Quote the records word for word, starting with the first line and going on through the line with "Text: y: y xyxy=(550,53,558,67)", both ends included.

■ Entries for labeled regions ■
• • • •
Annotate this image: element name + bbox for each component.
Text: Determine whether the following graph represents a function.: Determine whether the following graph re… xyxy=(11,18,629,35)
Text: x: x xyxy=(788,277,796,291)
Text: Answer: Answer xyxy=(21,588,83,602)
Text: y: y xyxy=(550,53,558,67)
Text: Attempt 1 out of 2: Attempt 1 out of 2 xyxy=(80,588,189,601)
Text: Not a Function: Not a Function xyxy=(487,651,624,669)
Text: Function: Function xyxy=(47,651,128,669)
• • • •
■ Result of this exercise ■
Annotate this image: element name + bbox for each component.
Text: Determine whether the following graph represents a function.: Determine whether the following graph re… xyxy=(11,18,629,35)
Text: x: x xyxy=(788,277,796,291)
Text: Answer: Answer xyxy=(21,588,83,602)
Text: y: y xyxy=(550,53,558,67)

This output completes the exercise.